■ Directive:
Each of the entries should be retyped precisely as it appears.

■ Data for processing:
= = =
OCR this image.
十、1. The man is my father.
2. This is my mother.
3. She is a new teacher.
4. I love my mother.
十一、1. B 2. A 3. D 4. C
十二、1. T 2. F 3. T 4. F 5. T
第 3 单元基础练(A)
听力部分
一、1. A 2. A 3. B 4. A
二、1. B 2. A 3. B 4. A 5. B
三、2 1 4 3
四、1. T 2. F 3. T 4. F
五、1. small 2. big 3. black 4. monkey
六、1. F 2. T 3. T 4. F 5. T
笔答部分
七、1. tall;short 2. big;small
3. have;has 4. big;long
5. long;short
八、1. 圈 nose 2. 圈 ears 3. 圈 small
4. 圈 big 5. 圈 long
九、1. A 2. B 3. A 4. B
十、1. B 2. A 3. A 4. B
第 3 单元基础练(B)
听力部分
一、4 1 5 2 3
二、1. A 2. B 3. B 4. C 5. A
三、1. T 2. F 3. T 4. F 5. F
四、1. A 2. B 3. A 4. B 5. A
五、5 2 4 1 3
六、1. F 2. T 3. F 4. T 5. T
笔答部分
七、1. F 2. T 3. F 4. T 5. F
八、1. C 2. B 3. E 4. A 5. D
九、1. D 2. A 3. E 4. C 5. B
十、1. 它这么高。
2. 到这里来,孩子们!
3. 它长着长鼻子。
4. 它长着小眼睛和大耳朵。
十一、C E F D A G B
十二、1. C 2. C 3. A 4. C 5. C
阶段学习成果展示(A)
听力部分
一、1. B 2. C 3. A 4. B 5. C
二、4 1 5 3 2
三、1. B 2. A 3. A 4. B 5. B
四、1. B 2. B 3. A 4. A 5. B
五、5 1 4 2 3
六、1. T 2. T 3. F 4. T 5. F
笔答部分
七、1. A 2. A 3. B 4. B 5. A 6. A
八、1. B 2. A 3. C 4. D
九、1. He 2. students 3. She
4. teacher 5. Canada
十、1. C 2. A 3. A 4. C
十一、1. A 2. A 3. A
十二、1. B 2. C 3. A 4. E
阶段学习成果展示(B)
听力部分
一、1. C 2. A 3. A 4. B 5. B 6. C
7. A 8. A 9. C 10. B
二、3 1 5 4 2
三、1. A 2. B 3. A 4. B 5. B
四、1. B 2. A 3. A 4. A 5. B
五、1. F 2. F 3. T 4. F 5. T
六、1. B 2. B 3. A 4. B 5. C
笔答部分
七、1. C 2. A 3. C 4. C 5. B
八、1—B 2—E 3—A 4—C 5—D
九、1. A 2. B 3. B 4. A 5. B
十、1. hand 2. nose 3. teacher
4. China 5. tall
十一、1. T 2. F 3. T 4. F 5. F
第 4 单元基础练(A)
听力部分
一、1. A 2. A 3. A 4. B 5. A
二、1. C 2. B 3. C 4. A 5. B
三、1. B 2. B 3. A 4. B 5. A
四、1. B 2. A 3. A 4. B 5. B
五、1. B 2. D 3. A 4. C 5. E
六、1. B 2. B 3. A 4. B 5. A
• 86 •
= = =
■ Full response:
OCR this image.
十、1. The man is my father.
2. This is my mother.
3. She is a new teacher.
4. I love my mother.
十一、1. B 2. A 3. D 4. C
十二、1. T 2. F 3. T 4. F 5. T
第 3 单元基础练(A)
听力部分
一、1. A 2. A 3. B 4. A
二、1. B 2. A 3. B 4. A 5. B
三、2 1 4 3
四、1. T 2. F 3. T 4. F
五、1. small 2. big 3. black 4. monkey
六、1. F 2. T 3. T 4. F 5. T
笔答部分
七、1. tall;short 2. big;small
3. have;has 4. big;long
5. long;short
八、1. 圈 nose 2. 圈 ears 3. 圈 small
4. 圈 big 5. 圈 long
九、1. A 2. B 3. A 4. B
十、1. B 2. A 3. A 4. B
第 3 单元基础练(B)
听力部分
一、4 1 5 2 3
二、1. A 2. B 3. B 4. C 5. A
三、1. T 2. F 3. T 4. F 5. F
四、1. A 2. B 3. A 4. B 5. A
五、5 2 4 1 3
六、1. F 2. T 3. F 4. T 5. T
笔答部分
七、1. F 2. T 3. F 4. T 5. F
八、1. C 2. B 3. E 4. A 5. D
九、1. D 2. A 3. E 4. C 5. B
十、1. 它这么高。
2. 到这里来,孩子们!
3. 它长着长鼻子。
4. 它长着小眼睛和大耳朵。
十一、C E F D A G B
十二、1. C 2. C 3. A 4. C 5. C
阶段学习成果展示(A)
听力部分
一、1. B 2. C 3. A 4. B 5. C
二、4 1 5 3 2
三、1. B 2. A 3. A 4. B 5. B
四、1. B 2. B 3. A 4. A 5. B
五、5 1 4 2 3
六、1. T 2. T 3. F 4. T 5. F
笔答部分
七、1. A 2. A 3. B 4. B 5. A 6. A
八、1. B 2. A 3. C 4. D
九、1. He 2. students 3. She
4. teacher 5. Canada
十、1. C 2. A 3. A 4. C
十一、1. A 2. A 3. A
十二、1. B 2. C 3. A 4. E
阶段学习成果展示(B)
听力部分
一、1. C 2. A 3. A 4. B 5. B 6. C
7. A 8. A 9. C 10. B
二、3 1 5 4 2
三、1. A 2. B 3. A 4. B 5. B
四、1. B 2. A 3. A 4. A 5. B
五、1. F 2. F 3. T 4. F 5. T
六、1. B 2. B 3. A 4. B 5. C
笔答部分
七、1. C 2. A 3. C 4. C 5. B
八、1—B 2—E 3—A 4—C 5—D
九、1. A 2. B 3. B 4. A 5. B
十、1. hand 2. nose 3. teacher
4. China 5. tall
十一、1. T 2. F 3. T 4. F 5. F
第 4 单元基础练(A)
听力部分
一、1. A 2. A 3. A 4. B 5. A
二、1. C 2. B 3. C 4. A 5. B
三、1. B 2. B 3. A 4. B 5. A
四、1. B 2. A 3. A 4. B 5. B
五、1. B 2. D 3. A 4. C 5. E
六、1. B 2. B 3. A 4. B 5. A
• 86 •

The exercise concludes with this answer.